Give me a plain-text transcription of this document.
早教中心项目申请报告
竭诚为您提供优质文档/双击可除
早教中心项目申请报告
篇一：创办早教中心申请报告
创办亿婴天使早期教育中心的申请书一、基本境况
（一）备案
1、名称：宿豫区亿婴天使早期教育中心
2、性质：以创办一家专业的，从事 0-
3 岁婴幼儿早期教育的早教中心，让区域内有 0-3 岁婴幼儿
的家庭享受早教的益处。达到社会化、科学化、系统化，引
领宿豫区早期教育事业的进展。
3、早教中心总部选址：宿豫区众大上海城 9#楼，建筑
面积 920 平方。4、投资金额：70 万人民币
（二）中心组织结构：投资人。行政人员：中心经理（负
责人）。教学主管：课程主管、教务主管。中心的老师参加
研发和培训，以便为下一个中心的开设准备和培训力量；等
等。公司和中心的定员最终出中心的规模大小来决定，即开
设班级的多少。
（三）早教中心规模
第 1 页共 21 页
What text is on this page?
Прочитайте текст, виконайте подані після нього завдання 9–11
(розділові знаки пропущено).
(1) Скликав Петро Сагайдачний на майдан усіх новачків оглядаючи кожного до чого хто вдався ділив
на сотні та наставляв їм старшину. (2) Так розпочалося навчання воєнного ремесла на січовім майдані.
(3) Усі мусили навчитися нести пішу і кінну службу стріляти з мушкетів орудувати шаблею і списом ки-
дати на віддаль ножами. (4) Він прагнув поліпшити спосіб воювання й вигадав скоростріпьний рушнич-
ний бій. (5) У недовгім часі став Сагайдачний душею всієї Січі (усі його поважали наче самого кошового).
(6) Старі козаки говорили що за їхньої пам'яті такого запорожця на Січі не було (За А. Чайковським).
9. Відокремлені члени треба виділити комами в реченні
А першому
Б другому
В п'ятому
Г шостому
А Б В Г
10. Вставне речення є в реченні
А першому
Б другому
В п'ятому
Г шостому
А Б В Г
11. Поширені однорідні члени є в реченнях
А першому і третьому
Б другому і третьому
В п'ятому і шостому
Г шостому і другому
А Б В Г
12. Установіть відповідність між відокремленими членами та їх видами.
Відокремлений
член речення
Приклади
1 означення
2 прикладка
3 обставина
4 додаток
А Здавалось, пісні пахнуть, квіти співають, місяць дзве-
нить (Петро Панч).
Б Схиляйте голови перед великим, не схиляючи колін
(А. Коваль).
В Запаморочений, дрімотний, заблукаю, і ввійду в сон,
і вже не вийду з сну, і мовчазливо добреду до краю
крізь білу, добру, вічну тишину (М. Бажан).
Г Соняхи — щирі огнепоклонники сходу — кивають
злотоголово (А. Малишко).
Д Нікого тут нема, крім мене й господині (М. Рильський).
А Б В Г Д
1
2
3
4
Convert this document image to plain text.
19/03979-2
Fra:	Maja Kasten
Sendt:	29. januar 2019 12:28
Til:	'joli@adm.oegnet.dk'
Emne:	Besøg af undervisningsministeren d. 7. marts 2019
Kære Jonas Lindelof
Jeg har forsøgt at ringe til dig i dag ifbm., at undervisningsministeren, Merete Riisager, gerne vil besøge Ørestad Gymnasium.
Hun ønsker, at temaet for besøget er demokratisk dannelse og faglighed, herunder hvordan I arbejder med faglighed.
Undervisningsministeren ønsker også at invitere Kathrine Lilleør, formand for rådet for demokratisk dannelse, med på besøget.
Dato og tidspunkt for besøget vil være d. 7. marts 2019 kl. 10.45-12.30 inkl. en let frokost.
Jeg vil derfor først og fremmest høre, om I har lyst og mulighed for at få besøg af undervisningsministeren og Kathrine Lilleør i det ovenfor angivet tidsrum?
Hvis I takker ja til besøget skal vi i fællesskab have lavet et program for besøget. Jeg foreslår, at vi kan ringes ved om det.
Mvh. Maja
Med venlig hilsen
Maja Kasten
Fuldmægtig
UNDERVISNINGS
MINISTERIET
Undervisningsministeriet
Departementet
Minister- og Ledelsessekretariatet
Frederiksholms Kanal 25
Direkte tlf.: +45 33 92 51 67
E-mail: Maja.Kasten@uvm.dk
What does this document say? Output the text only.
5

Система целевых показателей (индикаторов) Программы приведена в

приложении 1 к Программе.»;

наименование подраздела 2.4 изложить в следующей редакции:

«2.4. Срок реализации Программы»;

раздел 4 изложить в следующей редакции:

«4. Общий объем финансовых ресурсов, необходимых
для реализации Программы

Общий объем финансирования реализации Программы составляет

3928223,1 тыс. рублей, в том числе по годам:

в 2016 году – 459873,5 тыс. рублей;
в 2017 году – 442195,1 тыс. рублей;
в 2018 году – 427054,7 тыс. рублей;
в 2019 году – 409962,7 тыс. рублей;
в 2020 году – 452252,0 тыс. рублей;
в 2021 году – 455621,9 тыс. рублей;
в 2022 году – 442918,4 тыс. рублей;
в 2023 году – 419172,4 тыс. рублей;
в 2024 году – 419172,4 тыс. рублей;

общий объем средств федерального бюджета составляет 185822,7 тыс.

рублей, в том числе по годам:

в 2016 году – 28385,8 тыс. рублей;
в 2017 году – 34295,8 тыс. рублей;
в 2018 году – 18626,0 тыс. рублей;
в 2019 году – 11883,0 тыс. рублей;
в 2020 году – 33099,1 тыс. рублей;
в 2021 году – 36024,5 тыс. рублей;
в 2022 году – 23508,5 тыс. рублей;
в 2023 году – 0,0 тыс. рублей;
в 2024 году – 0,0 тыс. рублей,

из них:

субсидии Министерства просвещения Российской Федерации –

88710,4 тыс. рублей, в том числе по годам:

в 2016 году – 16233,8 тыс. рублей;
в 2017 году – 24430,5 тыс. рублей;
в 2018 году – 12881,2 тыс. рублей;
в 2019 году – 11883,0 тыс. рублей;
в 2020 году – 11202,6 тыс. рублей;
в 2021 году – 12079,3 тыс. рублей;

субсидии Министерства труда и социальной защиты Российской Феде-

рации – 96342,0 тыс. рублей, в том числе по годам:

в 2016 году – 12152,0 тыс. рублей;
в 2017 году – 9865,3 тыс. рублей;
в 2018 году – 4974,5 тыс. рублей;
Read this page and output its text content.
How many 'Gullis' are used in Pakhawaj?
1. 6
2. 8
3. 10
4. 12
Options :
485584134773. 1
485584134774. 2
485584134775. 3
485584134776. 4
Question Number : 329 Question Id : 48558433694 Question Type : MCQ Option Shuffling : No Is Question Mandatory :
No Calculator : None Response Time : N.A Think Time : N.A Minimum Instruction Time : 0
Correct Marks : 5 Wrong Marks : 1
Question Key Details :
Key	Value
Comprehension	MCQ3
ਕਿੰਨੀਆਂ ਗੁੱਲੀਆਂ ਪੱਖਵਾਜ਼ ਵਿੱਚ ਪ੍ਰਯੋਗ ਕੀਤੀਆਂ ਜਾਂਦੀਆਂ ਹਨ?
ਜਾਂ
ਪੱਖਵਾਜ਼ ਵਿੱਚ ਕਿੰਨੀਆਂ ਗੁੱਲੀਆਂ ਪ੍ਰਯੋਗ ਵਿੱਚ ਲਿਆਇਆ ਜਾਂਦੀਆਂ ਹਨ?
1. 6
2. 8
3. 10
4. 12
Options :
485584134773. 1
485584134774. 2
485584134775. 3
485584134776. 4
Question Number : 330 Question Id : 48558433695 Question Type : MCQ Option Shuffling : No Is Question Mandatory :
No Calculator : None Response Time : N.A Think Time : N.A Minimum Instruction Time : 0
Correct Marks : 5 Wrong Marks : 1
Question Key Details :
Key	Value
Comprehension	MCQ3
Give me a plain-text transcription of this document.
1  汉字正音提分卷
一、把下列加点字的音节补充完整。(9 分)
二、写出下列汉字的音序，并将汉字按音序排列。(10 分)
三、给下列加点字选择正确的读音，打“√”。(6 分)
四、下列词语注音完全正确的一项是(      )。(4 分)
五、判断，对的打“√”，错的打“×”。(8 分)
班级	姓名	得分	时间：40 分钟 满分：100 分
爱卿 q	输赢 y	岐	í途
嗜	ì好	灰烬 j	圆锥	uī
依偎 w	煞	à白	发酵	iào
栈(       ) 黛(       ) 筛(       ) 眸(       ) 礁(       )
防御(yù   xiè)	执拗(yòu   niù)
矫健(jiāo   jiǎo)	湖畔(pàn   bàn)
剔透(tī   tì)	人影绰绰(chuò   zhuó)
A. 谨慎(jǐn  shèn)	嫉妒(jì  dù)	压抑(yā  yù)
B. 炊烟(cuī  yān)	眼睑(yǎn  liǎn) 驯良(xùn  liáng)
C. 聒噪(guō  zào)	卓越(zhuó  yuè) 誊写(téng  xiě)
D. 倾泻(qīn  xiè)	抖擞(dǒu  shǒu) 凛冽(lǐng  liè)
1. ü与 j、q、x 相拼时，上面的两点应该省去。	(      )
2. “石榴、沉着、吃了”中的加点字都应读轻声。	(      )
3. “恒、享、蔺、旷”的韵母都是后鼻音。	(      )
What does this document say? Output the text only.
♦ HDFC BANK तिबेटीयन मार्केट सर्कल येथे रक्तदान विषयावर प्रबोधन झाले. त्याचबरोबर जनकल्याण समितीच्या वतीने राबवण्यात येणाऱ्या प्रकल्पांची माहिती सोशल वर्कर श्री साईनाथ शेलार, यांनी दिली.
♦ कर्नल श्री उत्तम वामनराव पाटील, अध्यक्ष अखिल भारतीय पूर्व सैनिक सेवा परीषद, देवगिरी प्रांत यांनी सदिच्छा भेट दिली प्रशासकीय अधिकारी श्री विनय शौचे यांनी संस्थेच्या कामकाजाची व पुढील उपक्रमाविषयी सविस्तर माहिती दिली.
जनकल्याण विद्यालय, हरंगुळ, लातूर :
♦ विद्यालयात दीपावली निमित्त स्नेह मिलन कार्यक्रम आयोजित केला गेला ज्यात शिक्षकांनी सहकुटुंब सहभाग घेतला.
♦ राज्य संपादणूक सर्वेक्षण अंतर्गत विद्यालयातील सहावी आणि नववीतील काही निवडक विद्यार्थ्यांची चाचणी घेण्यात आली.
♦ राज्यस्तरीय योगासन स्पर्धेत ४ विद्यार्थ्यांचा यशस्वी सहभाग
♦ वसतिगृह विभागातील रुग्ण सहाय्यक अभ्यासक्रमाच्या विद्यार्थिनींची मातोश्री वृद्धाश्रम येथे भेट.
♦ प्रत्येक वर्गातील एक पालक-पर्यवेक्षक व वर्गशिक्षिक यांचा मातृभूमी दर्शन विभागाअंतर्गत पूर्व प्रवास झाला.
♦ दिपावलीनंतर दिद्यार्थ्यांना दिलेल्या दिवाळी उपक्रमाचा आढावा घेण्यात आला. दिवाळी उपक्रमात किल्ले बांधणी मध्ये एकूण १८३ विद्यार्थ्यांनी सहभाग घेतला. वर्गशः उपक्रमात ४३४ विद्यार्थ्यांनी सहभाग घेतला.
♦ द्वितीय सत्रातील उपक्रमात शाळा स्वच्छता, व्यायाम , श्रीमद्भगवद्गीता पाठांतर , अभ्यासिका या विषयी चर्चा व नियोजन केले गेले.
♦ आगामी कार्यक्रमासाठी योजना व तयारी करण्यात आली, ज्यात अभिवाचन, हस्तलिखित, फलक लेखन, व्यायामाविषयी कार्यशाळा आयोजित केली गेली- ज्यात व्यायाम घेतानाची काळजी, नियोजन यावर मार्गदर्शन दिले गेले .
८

### Exercise brief
Using the listing above, list every line in which the string "Российской" occurs.

### Written answer
субсидии Министерства просвещения Российской Федерации –
субсидии Министерства труда и социальной защиты Российской Феде-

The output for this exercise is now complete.